→ TASK DIRECTIONS: Could you extract every entry below and reproduce it exactly?

→ DATA:
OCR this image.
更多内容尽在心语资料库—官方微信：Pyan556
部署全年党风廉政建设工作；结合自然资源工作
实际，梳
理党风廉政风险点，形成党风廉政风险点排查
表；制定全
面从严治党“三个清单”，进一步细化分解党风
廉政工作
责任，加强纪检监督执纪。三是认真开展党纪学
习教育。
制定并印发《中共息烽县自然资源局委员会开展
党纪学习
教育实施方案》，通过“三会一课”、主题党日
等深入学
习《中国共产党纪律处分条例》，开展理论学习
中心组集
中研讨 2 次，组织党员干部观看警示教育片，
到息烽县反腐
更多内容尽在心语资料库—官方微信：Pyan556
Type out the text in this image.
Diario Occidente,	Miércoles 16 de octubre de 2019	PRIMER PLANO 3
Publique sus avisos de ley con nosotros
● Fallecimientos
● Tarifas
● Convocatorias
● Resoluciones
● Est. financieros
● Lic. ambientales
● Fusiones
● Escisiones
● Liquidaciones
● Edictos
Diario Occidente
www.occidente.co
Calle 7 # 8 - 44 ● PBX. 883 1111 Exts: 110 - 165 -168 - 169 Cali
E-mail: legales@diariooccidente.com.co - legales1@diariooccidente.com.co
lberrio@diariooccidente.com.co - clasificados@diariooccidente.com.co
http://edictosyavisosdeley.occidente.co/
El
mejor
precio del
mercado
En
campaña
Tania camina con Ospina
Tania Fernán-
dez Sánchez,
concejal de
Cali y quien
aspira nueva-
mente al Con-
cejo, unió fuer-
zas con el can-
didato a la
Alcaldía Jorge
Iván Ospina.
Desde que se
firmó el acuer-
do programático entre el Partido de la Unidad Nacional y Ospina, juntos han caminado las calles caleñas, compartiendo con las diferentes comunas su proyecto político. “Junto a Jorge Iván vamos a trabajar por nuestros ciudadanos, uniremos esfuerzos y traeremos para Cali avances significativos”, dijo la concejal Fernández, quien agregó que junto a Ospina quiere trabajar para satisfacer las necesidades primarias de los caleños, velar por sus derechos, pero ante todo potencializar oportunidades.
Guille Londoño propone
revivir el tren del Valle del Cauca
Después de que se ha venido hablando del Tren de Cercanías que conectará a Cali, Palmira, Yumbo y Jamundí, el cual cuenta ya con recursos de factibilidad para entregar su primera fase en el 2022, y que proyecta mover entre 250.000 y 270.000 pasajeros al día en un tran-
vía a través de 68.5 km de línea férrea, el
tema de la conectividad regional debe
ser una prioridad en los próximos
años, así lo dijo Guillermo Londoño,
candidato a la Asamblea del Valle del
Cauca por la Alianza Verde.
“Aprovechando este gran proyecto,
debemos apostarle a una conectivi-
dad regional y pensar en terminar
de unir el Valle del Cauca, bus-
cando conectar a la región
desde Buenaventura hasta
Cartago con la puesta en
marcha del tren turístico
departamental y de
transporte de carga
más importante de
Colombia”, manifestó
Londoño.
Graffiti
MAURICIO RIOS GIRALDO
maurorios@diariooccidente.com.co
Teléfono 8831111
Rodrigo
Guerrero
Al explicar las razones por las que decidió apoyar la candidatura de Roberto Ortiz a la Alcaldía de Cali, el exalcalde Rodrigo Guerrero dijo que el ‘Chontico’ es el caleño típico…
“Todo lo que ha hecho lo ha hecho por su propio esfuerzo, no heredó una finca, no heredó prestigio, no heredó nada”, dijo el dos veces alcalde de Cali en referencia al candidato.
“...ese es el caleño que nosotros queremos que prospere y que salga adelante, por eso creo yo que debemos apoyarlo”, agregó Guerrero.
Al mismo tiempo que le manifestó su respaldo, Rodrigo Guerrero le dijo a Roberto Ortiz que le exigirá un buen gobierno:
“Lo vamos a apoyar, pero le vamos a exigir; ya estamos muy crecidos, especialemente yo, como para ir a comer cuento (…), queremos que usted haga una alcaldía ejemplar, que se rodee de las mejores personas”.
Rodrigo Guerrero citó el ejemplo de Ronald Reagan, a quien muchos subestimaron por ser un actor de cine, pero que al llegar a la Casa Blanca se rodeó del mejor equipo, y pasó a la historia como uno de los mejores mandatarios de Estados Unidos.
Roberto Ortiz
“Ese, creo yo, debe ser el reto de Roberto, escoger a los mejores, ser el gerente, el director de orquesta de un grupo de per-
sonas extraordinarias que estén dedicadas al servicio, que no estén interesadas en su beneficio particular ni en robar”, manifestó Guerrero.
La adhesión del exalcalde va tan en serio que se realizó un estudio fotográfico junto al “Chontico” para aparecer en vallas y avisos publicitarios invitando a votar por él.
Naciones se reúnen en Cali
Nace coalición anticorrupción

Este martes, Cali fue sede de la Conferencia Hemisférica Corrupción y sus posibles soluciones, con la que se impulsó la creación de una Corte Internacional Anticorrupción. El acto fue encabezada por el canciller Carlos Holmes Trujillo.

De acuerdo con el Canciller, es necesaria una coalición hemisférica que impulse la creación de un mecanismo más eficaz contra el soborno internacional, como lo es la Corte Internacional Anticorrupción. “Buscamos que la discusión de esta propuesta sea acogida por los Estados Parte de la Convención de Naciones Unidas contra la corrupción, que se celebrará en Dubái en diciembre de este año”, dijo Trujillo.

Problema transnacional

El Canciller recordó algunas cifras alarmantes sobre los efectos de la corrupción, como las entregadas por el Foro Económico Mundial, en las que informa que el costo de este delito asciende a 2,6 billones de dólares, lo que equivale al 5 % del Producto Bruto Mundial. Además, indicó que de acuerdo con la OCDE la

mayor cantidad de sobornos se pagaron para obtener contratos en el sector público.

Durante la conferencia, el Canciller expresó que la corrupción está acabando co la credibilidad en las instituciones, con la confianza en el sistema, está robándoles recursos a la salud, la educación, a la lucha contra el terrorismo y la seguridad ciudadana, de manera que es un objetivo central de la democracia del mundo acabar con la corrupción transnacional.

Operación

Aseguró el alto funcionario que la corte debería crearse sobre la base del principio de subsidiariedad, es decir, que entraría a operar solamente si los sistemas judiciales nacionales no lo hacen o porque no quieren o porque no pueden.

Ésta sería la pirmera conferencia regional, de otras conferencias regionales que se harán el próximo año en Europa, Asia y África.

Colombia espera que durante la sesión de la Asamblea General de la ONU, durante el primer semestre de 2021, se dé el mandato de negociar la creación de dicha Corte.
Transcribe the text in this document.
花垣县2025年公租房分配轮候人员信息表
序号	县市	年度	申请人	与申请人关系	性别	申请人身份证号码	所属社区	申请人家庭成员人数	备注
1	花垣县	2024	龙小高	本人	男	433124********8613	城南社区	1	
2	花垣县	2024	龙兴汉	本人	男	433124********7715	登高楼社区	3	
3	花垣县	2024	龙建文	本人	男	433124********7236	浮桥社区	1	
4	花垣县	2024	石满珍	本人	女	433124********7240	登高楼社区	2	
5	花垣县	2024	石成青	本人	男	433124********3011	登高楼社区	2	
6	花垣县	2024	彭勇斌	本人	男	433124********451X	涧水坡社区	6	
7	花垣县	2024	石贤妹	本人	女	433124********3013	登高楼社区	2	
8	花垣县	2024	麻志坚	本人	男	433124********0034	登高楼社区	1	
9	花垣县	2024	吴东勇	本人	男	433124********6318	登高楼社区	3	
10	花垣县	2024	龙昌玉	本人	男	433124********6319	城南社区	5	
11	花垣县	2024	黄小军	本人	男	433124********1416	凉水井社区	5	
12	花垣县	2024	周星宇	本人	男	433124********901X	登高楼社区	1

→ TASK SOLUTION:
OCR this image.
更多内容尽在心语资料库—官方微信：Pyan556
部署全年党风廉政建设工作；结合自然资源工作
实际，梳
理党风廉政风险点，形成党风廉政风险点排查
表；制定全
面从严治党“三个清单”，进一步细化分解党风
廉政工作
责任，加强纪检监督执纪。三是认真开展党纪学
习教育。
制定并印发《中共息烽县自然资源局委员会开展
党纪学习
教育实施方案》，通过“三会一课”、主题党日
等深入学
习《中国共产党纪律处分条例》，开展理论学习
中心组集
中研讨 2 次，组织党员干部观看警示教育片，
到息烽县反腐
更多内容尽在心语资料库—官方微信：Pyan556
Type out the text in this image.
Diario Occidente,	Miércoles 16 de octubre de 2019	PRIMER PLANO 3
Publique sus avisos de ley con nosotros
● Fallecimientos
● Tarifas
● Convocatorias
● Resoluciones
● Est. financieros
● Lic. ambientales
● Fusiones
● Escisiones
● Liquidaciones
● Edictos
Diario Occidente
www.occidente.co
Calle 7 # 8 - 44 ● PBX. 883 1111 Exts: 110 - 165 -168 - 169 Cali
E-mail: legales@diariooccidente.com.co - legales1@diariooccidente.com.co
lberrio@diariooccidente.com.co - clasificados@diariooccidente.com.co
http://edictosyavisosdeley.occidente.co/
El
mejor
precio del
mercado
En
campaña
Tania camina con Ospina
Tania Fernán-
dez Sánchez,
concejal de
Cali y quien
aspira nueva-
mente al Con-
cejo, unió fuer-
zas con el can-
didato a la
Alcaldía Jorge
Iván Ospina.
Desde que se
firmó el acuer-
do programático entre el Partido de la Unidad Nacional y Ospina, juntos han caminado las calles caleñas, compartiendo con las diferentes comunas su proyecto político. “Junto a Jorge Iván vamos a trabajar por nuestros ciudadanos, uniremos esfuerzos y traeremos para Cali avances significativos”, dijo la concejal Fernández, quien agregó que junto a Ospina quiere trabajar para satisfacer las necesidades primarias de los caleños, velar por sus derechos, pero ante todo potencializar oportunidades.
Guille Londoño propone
revivir el tren del Valle del Cauca
Después de que se ha venido hablando del Tren de Cercanías que conectará a Cali, Palmira, Yumbo y Jamundí, el cual cuenta ya con recursos de factibilidad para entregar su primera fase en el 2022, y que proyecta mover entre 250.000 y 270.000 pasajeros al día en un tran-
vía a través de 68.5 km de línea férrea, el
tema de la conectividad regional debe
ser una prioridad en los próximos
años, así lo dijo Guillermo Londoño,
candidato a la Asamblea del Valle del
Cauca por la Alianza Verde.
“Aprovechando este gran proyecto,
debemos apostarle a una conectivi-
dad regional y pensar en terminar
de unir el Valle del Cauca, bus-
cando conectar a la región
desde Buenaventura hasta
Cartago con la puesta en
marcha del tren turístico
departamental y de
transporte de carga
más importante de
Colombia”, manifestó
Londoño.
Graffiti
MAURICIO RIOS GIRALDO
maurorios@diariooccidente.com.co
Teléfono 8831111
Rodrigo
Guerrero
Al explicar las razones por las que decidió apoyar la candidatura de Roberto Ortiz a la Alcaldía de Cali, el exalcalde Rodrigo Guerrero dijo que el ‘Chontico’ es el caleño típico…
“Todo lo que ha hecho lo ha hecho por su propio esfuerzo, no heredó una finca, no heredó prestigio, no heredó nada”, dijo el dos veces alcalde de Cali en referencia al candidato.
“...ese es el caleño que nosotros queremos que prospere y que salga adelante, por eso creo yo que debemos apoyarlo”, agregó Guerrero.
Al mismo tiempo que le manifestó su respaldo, Rodrigo Guerrero le dijo a Roberto Ortiz que le exigirá un buen gobierno:
“Lo vamos a apoyar, pero le vamos a exigir; ya estamos muy crecidos, especialemente yo, como para ir a comer cuento (…), queremos que usted haga una alcaldía ejemplar, que se rodee de las mejores personas”.
Rodrigo Guerrero citó el ejemplo de Ronald Reagan, a quien muchos subestimaron por ser un actor de cine, pero que al llegar a la Casa Blanca se rodeó del mejor equipo, y pasó a la historia como uno de los mejores mandatarios de Estados Unidos.
Roberto Ortiz
“Ese, creo yo, debe ser el reto de Roberto, escoger a los mejores, ser el gerente, el director de orquesta de un grupo de per-
sonas extraordinarias que estén dedicadas al servicio, que no estén interesadas en su beneficio particular ni en robar”, manifestó Guerrero.
La adhesión del exalcalde va tan en serio que se realizó un estudio fotográfico junto al “Chontico” para aparecer en vallas y avisos publicitarios invitando a votar por él.
Naciones se reúnen en Cali
Nace coalición anticorrupción

Este martes, Cali fue sede de la Conferencia Hemisférica Corrupción y sus posibles soluciones, con la que se impulsó la creación de una Corte Internacional Anticorrupción. El acto fue encabezada por el canciller Carlos Holmes Trujillo.

De acuerdo con el Canciller, es necesaria una coalición hemisférica que impulse la creación de un mecanismo más eficaz contra el soborno internacional, como lo es la Corte Internacional Anticorrupción. “Buscamos que la discusión de esta propuesta sea acogida por los Estados Parte de la Convención de Naciones Unidas contra la corrupción, que se celebrará en Dubái en diciembre de este año”, dijo Trujillo.

Problema transnacional

El Canciller recordó algunas cifras alarmantes sobre los efectos de la corrupción, como las entregadas por el Foro Económico Mundial, en las que informa que el costo de este delito asciende a 2,6 billones de dólares, lo que equivale al 5 % del Producto Bruto Mundial. Además, indicó que de acuerdo con la OCDE la

mayor cantidad de sobornos se pagaron para obtener contratos en el sector público.

Durante la conferencia, el Canciller expresó que la corrupción está acabando co la credibilidad en las instituciones, con la confianza en el sistema, está robándoles recursos a la salud, la educación, a la lucha contra el terrorismo y la seguridad ciudadana, de manera que es un objetivo central de la democracia del mundo acabar con la corrupción transnacional.

Operación

Aseguró el alto funcionario que la corte debería crearse sobre la base del principio de subsidiariedad, es decir, que entraría a operar solamente si los sistemas judiciales nacionales no lo hacen o porque no quieren o porque no pueden.

Ésta sería la pirmera conferencia regional, de otras conferencias regionales que se harán el próximo año en Europa, Asia y África.

Colombia espera que durante la sesión de la Asamblea General de la ONU, durante el primer semestre de 2021, se dé el mandato de negociar la creación de dicha Corte.
Transcribe the text in this document.
花垣县2025年公租房分配轮候人员信息表
序号	县市	年度	申请人	与申请人关系	性别	申请人身份证号码	所属社区	申请人家庭成员人数	备注
1	花垣县	2024	龙小高	本人	男	433124********8613	城南社区	1	
2	花垣县	2024	龙兴汉	本人	男	433124********7715	登高楼社区	3	
3	花垣县	2024	龙建文	本人	男	433124********7236	浮桥社区	1	
4	花垣县	2024	石满珍	本人	女	433124********7240	登高楼社区	2	
5	花垣县	2024	石成青	本人	男	433124********3011	登高楼社区	2	
6	花垣县	2024	彭勇斌	本人	男	433124********451X	涧水坡社区	6	
7	花垣县	2024	石贤妹	本人	女	433124********3013	登高楼社区	2	
8	花垣县	2024	麻志坚	本人	男	433124********0034	登高楼社区	1	
9	花垣县	2024	吴东勇	本人	男	433124********6318	登高楼社区	3	
10	花垣县	2024	龙昌玉	本人	男	433124********6319	城南社区	5	
11	花垣县	2024	黄小军	本人	男	433124********1416	凉水井社区	5	
12	花垣县	2024	周星宇	本人	男	433124********901X	登高楼社区	1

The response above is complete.